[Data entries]
----

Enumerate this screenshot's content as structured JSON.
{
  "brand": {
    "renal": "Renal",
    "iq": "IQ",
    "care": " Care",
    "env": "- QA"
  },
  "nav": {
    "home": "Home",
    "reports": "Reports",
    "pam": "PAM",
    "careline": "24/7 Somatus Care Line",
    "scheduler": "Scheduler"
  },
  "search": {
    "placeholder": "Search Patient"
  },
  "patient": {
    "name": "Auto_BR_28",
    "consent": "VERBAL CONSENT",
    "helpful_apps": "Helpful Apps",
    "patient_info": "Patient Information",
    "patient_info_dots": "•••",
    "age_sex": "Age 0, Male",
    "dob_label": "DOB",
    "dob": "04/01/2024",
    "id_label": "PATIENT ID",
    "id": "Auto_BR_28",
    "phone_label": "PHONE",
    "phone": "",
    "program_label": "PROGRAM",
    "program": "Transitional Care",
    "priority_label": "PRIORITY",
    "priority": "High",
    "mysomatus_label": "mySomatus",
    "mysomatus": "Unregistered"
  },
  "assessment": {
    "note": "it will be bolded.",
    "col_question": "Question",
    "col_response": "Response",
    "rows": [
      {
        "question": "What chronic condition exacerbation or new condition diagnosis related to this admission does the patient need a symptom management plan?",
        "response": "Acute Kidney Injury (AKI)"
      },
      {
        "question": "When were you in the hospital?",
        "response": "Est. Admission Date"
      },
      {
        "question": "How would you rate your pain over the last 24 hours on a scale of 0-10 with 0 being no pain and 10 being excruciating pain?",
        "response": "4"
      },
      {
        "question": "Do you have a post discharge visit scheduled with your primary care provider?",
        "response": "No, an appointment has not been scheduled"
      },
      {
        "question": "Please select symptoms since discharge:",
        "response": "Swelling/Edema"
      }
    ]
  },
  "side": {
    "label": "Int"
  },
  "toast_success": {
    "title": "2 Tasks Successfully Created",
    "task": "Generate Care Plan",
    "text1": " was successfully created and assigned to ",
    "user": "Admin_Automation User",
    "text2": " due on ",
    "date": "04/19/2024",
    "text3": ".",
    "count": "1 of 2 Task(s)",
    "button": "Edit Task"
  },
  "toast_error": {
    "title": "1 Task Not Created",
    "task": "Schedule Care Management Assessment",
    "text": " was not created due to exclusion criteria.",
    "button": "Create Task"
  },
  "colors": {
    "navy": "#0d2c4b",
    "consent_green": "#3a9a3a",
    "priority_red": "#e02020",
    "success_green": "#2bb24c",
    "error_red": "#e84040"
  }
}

----

> _WHAT THE TASK ASKS_:
State the count of lines in the data holding the word "scheduled", adding nothing to it.

> _TASK ANSWER_:
2